:: Exercise prompt ::
Whenever a line below holds the word "vidha", copy that line.

- - -

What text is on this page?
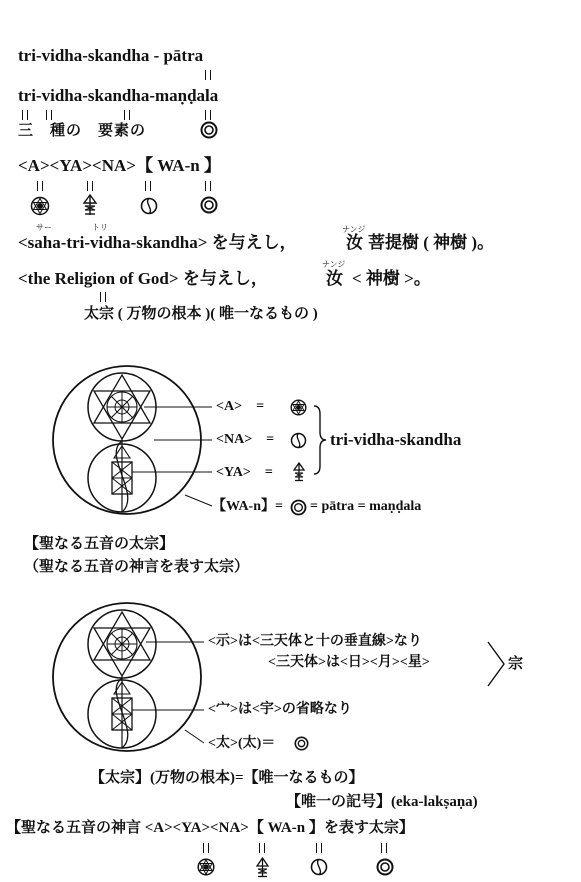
tri-vidha-skandha - pātra
tri-vidha-skandha-maṇḍala
三　種の　要素の
<A><YA><NA>【 WA-n 】
サー	トリ	ナンジ
<saha-tri-vidha-skandha> を与えし，	汝 菩提樹 ( 神樹 )。
ナンジ
<the Religion of God> を与えし，	汝 < 神樹 >。
太宗 ( 万物の根本 )( 唯一なるもの )
<A>　=
<NA>　=
<YA>　=
tri-vidha-skandha
【WA-n】= = pātra = maṇḍala
【聖なる五音の太宗】
（聖なる五音の神言を表す太宗）
<示>は<三天体と十の垂直線>なり
<三天体>は<日><月><星>	宗
<宀>は<宇>の省略なり
<太>(太)＝
【太宗】(万物の根本)=【唯一なるもの】
【唯一の記号】(eka-lakṣaṇa)
【聖なる五音の神言 <A><YA><NA>【 WA-n 】を表す太宗】
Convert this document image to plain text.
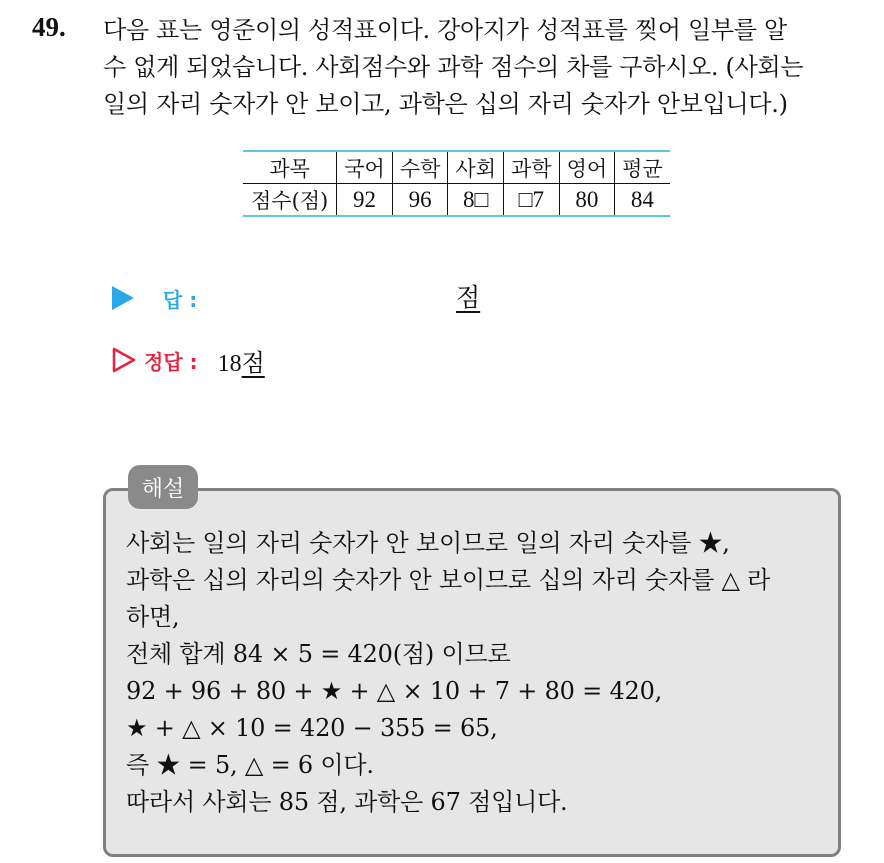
49. 다음 표는 영준이의 성적표이다. 강아지가 성적표를 찢어 일부를 알
수 없게 되었습니다. 사회점수와 과학 점수의 차를 구하시오. (사회는
일의 자리 숫자가 안 보이고, 과학은 십의 자리 숫자가 안보입니다.)
과목	국어	수학	사회	과학	영어	평균
점수(점)	92	96	8□	□7	80	84
답 :	점
정답 : 18점
해설
사회는 일의 자리 숫자가 안 보이므로 일의 자리 숫자를 ★,
과학은 십의 자리의 숫자가 안 보이므로 십의 자리 숫자를 △ 라
하면,
전체 합계 84 × 5 = 420(점) 이므로
92 + 96 + 80 + ★ + △ × 10 + 7 + 80 = 420,
★ + △ × 10 = 420 − 355 = 65,
즉 ★ = 5, △ = 6 이다.
따라서 사회는 85 점, 과학은 67 점입니다.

- - -

:: Response to this exercise ::
tri-vidha-skandha - pātra
tri-vidha-skandha-maṇḍala
<saha-tri-vidha-skandha> を与えし，	汝 菩提樹 ( 神樹 )。
tri-vidha-skandha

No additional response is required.